** EXERCISE REQUIREMENTS **
Without the pictures, output the records below word for word.

(Stored data entries)
☆ ☆ ☆

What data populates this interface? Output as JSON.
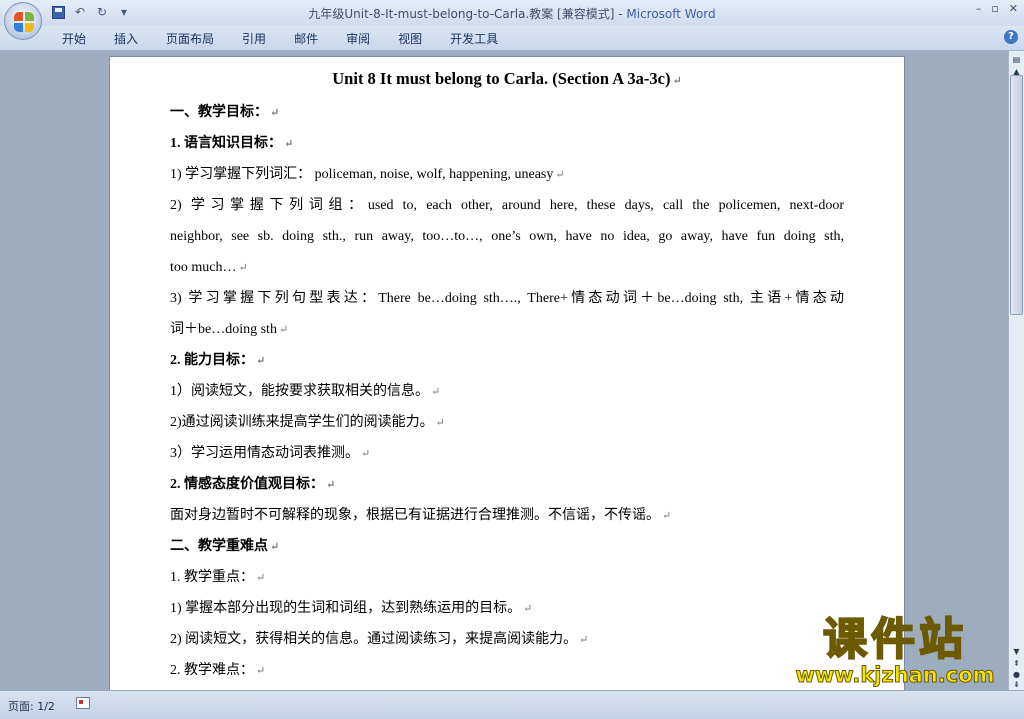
{
  "window": {
    "title": "九年级Unit-8-It-must-belong-to-Carla.教案 [兼容模式] -",
    "app_name": "Microsoft Word",
    "min": "–",
    "max": "▫",
    "close": "✕"
  },
  "ribbon": {
    "tabs": [
      "开始",
      "插入",
      "页面布局",
      "引用",
      "邮件",
      "审阅",
      "视图",
      "开发工具"
    ],
    "help": "?"
  },
  "document": {
    "title": "Unit 8 It must  belong to Carla. (Section A 3a-3c)",
    "paragraphs": [
      "一、教学目标：",
      "1. 语言知识目标：",
      "1) 学习掌握下列词汇：   policeman, noise, wolf, happening, uneasy",
      "2) 学习掌握下列词组：used to, each other, around here, these days, call the policemen, next-door",
      "neighbor, see sb. doing sth., run away, too…to…, one’s own, have no idea, go away, have fun doing sth,",
      "too much…",
      "3) 学习掌握下列句型表达：There be…doing sth…., There+情态动词＋be…doing sth, 主语+情态动",
      "词＋be…doing sth",
      "2. 能力目标：",
      "1）阅读短文，能按要求获取相关的信息。",
      "2)通过阅读训练来提高学生们的阅读能力。",
      "3）学习运用情态动词表推测。",
      "2. 情感态度价值观目标：",
      "面对身边暂时不可解释的现象，根据已有证据进行合理推测。不信谣，不传谣。",
      "二、教学重难点",
      "1. 教学重点：",
      "1) 掌握本部分出现的生词和词组，达到熟练运用的目标。",
      "2) 阅读短文，获得相关的信息。通过阅读练习，来提高阅读能力。",
      "2. 教学难点："
    ],
    "para_mark": "↵"
  },
  "status": {
    "page": "页面: 1/2"
  },
  "watermark": {
    "text": "课件站",
    "url": "www.kjzhan.com"
  },
  "colors": {
    "title_bar": "#dbe6f4",
    "workspace": "#9eacbf",
    "watermark_yellow": "#f5e600"
  }
}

☆ ☆ ☆

** ANSWER TO THE TASK **
What data populates this interface? Output as JSON.
{
  "window": {
    "title": "九年级Unit-8-It-must-belong-to-Carla.教案 [兼容模式] -",
    "app_name": "Microsoft Word",
    "min": "–",
    "max": "▫",
    "close": "✕"
  },
  "ribbon": {
    "tabs": [
      "开始",
      "插入",
      "页面布局",
      "引用",
      "邮件",
      "审阅",
      "视图",
      "开发工具"
    ],
    "help": "?"
  },
  "document": {
    "title": "Unit 8 It must  belong to Carla. (Section A 3a-3c)",
    "paragraphs": [
      "一、教学目标：",
      "1. 语言知识目标：",
      "1) 学习掌握下列词汇：   policeman, noise, wolf, happening, uneasy",
      "2) 学习掌握下列词组：used to, each other, around here, these days, call the policemen, next-door",
      "neighbor, see sb. doing sth., run away, too…to…, one’s own, have no idea, go away, have fun doing sth,",
      "too much…",
      "3) 学习掌握下列句型表达：There be…doing sth…., There+情态动词＋be…doing sth, 主语+情态动",
      "词＋be…doing sth",
      "2. 能力目标：",
      "1）阅读短文，能按要求获取相关的信息。",
      "2)通过阅读训练来提高学生们的阅读能力。",
      "3）学习运用情态动词表推测。",
      "2. 情感态度价值观目标：",
      "面对身边暂时不可解释的现象，根据已有证据进行合理推测。不信谣，不传谣。",
      "二、教学重难点",
      "1. 教学重点：",
      "1) 掌握本部分出现的生词和词组，达到熟练运用的目标。",
      "2) 阅读短文，获得相关的信息。通过阅读练习，来提高阅读能力。",
      "2. 教学难点："
    ],
    "para_mark": "↵"
  },
  "status": {
    "page": "页面: 1/2"
  },
  "watermark": {
    "text": "课件站",
    "url": "www.kjzhan.com"
  },
  "colors": {
    "title_bar": "#dbe6f4",
    "workspace": "#9eacbf",
    "watermark_yellow": "#f5e600"
  }
}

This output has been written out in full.